Return only the count of lines in which the word "industriels" appears.

+ + + + +

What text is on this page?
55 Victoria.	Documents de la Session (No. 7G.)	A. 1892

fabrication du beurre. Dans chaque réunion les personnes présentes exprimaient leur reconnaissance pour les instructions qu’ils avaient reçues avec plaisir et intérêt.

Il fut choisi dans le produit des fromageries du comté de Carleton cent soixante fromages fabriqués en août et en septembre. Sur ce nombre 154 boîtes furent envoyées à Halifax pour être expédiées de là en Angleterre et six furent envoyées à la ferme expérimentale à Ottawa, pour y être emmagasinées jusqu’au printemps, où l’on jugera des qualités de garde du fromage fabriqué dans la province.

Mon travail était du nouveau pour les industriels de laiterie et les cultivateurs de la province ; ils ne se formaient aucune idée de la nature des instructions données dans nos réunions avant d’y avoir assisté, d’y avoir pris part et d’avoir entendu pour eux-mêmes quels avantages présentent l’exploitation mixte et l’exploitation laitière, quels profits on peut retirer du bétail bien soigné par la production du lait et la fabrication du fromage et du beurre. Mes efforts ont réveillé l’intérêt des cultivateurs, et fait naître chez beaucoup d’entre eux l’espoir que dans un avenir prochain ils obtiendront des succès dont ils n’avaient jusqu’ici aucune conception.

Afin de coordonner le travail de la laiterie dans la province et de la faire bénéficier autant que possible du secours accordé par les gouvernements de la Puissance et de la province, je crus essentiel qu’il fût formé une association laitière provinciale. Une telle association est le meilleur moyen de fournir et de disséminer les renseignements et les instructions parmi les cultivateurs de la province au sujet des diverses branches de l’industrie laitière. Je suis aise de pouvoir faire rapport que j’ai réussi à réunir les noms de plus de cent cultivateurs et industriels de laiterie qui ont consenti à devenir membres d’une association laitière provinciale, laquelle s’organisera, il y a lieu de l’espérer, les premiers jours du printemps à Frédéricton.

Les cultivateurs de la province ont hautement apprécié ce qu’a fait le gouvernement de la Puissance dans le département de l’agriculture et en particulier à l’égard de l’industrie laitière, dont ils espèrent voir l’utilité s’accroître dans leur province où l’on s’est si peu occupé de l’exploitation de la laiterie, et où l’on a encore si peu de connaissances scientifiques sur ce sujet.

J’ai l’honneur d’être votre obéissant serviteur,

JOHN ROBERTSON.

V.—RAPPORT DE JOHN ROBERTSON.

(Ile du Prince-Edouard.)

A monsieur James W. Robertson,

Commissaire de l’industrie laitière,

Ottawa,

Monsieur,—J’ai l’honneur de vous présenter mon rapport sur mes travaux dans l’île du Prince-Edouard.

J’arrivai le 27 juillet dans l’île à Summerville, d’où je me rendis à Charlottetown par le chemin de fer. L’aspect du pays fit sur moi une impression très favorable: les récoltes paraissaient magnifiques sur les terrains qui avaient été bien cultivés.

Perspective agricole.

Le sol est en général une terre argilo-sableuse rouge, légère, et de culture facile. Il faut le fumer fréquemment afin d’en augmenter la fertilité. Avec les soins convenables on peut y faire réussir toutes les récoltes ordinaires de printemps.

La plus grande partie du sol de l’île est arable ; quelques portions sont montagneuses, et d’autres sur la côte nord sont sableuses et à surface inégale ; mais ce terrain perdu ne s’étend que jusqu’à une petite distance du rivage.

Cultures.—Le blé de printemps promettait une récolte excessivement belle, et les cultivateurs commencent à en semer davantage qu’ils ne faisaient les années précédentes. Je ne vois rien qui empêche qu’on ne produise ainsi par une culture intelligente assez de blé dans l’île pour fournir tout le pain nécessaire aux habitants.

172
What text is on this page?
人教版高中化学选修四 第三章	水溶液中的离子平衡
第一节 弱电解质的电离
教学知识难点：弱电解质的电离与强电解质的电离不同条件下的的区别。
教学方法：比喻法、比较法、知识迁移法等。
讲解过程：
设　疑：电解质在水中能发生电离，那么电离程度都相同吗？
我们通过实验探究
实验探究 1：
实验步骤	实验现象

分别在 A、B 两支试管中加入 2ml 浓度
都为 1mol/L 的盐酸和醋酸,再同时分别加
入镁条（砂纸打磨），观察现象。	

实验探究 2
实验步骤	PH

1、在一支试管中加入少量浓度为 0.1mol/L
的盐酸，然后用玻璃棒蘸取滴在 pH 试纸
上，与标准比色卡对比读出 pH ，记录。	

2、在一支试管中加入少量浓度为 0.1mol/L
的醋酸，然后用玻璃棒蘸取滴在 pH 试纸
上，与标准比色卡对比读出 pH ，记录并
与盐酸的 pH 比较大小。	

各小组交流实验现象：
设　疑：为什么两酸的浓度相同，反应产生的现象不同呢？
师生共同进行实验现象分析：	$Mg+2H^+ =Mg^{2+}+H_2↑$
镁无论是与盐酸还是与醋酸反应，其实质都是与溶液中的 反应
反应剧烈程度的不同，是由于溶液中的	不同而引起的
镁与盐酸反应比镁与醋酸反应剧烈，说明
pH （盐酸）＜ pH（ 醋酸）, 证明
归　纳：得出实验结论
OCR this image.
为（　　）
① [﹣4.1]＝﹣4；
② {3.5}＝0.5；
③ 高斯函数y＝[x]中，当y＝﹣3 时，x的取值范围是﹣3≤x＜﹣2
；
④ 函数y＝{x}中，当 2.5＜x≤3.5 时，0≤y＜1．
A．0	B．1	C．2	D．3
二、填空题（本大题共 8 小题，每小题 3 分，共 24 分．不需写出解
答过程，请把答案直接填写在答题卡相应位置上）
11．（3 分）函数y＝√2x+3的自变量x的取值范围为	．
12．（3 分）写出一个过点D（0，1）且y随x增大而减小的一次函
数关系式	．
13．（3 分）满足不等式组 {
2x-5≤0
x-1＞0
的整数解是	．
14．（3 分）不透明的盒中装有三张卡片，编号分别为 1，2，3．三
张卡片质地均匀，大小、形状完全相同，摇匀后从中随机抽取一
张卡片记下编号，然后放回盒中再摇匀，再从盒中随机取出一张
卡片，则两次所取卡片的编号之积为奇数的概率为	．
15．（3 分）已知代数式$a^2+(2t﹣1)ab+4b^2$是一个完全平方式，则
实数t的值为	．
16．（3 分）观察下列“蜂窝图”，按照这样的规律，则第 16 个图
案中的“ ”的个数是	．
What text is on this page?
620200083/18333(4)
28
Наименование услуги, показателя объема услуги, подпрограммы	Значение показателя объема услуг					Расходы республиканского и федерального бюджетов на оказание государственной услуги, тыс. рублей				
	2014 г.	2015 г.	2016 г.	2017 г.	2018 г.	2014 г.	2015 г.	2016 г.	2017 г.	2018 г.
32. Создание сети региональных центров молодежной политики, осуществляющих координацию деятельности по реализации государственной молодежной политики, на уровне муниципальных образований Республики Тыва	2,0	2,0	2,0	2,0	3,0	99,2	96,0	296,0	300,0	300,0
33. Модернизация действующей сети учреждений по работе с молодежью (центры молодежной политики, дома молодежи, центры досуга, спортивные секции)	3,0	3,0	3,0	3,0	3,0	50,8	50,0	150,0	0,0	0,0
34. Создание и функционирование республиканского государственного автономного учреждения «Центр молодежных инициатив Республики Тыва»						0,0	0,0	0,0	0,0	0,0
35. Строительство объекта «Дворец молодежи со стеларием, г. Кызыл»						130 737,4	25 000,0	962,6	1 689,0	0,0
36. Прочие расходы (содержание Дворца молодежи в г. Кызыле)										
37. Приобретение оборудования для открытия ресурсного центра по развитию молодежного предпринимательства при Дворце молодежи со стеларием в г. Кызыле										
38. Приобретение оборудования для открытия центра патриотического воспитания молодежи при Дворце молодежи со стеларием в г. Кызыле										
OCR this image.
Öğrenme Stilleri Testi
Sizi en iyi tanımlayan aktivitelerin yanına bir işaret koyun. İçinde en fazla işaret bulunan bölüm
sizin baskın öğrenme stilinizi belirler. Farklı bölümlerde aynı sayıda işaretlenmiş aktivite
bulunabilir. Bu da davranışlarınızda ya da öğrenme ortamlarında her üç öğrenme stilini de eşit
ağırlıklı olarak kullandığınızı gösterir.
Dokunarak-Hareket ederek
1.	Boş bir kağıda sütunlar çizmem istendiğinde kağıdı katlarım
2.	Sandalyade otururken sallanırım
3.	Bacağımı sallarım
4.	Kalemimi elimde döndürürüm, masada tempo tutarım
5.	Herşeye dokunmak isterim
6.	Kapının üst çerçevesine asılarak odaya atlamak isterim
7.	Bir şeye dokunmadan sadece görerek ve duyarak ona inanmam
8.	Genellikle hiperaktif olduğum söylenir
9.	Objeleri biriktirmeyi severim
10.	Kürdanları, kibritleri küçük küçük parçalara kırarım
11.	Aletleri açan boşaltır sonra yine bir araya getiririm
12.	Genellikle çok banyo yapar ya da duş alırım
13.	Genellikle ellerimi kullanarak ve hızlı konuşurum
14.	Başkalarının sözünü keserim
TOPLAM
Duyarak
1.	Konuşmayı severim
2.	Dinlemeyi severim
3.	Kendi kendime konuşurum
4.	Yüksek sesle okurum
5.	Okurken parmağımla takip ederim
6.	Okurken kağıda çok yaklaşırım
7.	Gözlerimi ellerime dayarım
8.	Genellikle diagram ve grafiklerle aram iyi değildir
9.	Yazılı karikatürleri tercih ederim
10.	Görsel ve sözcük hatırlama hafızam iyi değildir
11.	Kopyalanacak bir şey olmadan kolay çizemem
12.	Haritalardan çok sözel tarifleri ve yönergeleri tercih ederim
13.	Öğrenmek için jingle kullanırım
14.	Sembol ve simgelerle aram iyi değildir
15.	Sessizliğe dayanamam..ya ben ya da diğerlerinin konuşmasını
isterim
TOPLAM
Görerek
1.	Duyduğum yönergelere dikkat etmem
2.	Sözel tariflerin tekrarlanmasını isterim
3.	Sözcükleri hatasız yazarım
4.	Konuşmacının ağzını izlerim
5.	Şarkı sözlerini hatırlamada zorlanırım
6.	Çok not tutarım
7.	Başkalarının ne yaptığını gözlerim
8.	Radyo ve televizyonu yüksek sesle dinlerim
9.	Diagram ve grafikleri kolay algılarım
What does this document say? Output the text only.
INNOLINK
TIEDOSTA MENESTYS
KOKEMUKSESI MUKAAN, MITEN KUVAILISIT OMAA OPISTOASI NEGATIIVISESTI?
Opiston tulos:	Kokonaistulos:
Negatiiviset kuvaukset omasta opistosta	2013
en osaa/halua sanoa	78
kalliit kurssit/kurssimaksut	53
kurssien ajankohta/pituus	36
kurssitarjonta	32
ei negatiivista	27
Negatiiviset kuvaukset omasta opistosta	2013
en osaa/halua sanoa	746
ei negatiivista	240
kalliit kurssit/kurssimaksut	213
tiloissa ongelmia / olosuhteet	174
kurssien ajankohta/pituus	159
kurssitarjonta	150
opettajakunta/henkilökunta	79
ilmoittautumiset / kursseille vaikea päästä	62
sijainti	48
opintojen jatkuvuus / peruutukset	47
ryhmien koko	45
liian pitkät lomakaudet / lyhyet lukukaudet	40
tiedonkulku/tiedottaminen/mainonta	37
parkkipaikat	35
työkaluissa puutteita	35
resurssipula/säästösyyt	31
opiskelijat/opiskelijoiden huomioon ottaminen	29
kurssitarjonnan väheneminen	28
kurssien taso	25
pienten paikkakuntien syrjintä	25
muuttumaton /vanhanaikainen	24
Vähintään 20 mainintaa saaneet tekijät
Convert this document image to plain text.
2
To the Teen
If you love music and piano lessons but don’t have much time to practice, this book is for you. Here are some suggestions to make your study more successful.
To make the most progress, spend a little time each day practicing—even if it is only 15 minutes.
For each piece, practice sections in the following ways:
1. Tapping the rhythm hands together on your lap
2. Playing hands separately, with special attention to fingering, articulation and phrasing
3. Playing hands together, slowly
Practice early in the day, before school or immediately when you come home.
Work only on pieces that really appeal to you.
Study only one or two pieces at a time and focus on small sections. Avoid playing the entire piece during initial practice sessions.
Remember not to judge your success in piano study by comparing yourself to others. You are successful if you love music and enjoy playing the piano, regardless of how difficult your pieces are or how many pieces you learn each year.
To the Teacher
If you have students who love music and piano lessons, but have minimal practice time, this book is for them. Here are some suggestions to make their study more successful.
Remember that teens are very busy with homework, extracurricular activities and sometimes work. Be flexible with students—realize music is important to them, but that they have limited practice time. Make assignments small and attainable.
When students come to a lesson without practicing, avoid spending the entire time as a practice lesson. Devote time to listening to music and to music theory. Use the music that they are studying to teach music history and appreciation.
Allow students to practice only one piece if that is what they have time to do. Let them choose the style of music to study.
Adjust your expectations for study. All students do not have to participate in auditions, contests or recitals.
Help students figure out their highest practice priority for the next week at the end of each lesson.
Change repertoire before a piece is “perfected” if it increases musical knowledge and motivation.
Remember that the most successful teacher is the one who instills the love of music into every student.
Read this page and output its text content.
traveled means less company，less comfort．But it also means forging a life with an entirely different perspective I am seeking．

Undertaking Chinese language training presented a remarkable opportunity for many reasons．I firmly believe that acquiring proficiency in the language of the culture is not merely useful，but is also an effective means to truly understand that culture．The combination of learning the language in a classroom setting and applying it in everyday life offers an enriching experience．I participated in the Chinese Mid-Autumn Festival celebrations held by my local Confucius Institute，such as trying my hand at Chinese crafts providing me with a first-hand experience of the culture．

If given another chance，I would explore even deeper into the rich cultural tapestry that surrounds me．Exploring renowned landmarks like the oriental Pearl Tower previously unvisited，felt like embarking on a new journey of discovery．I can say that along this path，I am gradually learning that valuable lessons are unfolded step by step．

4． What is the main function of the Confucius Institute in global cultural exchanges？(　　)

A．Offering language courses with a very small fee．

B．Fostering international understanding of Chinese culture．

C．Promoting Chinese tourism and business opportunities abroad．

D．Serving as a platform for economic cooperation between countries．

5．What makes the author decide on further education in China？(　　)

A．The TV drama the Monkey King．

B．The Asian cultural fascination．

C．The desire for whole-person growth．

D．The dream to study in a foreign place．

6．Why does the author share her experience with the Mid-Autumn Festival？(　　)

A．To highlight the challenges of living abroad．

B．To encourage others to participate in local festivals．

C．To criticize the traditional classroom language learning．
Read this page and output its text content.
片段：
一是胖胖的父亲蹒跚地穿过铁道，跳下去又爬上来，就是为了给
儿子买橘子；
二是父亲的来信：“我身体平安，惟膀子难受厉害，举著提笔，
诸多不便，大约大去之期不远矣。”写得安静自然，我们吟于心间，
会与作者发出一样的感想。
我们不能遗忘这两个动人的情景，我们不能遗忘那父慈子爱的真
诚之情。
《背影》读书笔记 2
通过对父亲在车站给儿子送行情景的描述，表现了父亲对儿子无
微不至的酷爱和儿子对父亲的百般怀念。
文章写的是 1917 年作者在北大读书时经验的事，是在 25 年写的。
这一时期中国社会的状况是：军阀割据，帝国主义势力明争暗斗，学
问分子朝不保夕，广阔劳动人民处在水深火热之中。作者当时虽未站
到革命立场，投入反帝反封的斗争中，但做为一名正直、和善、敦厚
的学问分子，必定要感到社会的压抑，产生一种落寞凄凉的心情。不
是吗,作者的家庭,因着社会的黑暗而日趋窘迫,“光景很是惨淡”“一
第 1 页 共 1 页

+ + + + +

=== Full solution ===
2